Problem description: Each line of the data that includes the string "Select" is to be copied out.

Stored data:
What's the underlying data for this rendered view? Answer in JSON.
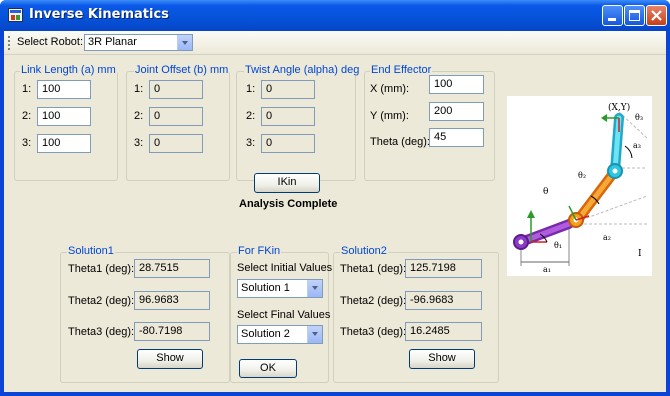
{
  "window": {
    "title": "Inverse Kinematics"
  },
  "toolbar": {
    "select_robot_label": "Select Robot:",
    "robot_value": "3R Planar"
  },
  "link_length": {
    "title": "Link Length (a) mm",
    "rows": [
      {
        "label": "1:",
        "value": "100"
      },
      {
        "label": "2:",
        "value": "100"
      },
      {
        "label": "3:",
        "value": "100"
      }
    ]
  },
  "joint_offset": {
    "title": "Joint Offset (b) mm",
    "rows": [
      {
        "label": "1:",
        "value": "0"
      },
      {
        "label": "2:",
        "value": "0"
      },
      {
        "label": "3:",
        "value": "0"
      }
    ]
  },
  "twist_angle": {
    "title": "Twist Angle (alpha) deg",
    "rows": [
      {
        "label": "1:",
        "value": "0"
      },
      {
        "label": "2:",
        "value": "0"
      },
      {
        "label": "3:",
        "value": "0"
      }
    ]
  },
  "end_effector": {
    "title": "End Effector",
    "x_label": "X (mm):",
    "x_value": "100",
    "y_label": "Y (mm):",
    "y_value": "200",
    "theta_label": "Theta (deg):",
    "theta_value": "45"
  },
  "ikin": {
    "button_label": "IKin",
    "status": "Analysis Complete"
  },
  "solution1": {
    "title": "Solution1",
    "theta1_label": "Theta1 (deg):",
    "theta1": "28.7515",
    "theta2_label": "Theta2 (deg):",
    "theta2": "96.9683",
    "theta3_label": "Theta3 (deg):",
    "theta3": "-80.7198",
    "show_label": "Show"
  },
  "fkin": {
    "title": "For FKin",
    "initial_label": "Select Initial Values",
    "initial_value": "Solution 1",
    "final_label": "Select Final Values",
    "final_value": "Solution 2",
    "ok_label": "OK"
  },
  "solution2": {
    "title": "Solution2",
    "theta1_label": "Theta1 (deg):",
    "theta1": "125.7198",
    "theta2_label": "Theta2 (deg):",
    "theta2": "-96.9683",
    "theta3_label": "Theta3 (deg):",
    "theta3": "16.2485",
    "show_label": "Show"
  },
  "diagram": {
    "xy_label": "(X,Y)",
    "theta_label": "θ",
    "theta1": "θ₁",
    "theta2": "θ₂",
    "theta3": "θ₃",
    "a1": "a₁",
    "a2": "a₂",
    "a3": "a₃",
    "mark": "I"
  }
}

Right answer:
    "select_robot_label": "Select Robot:",
    "initial_label": "Select Initial Values",
    "final_label": "Select Final Values",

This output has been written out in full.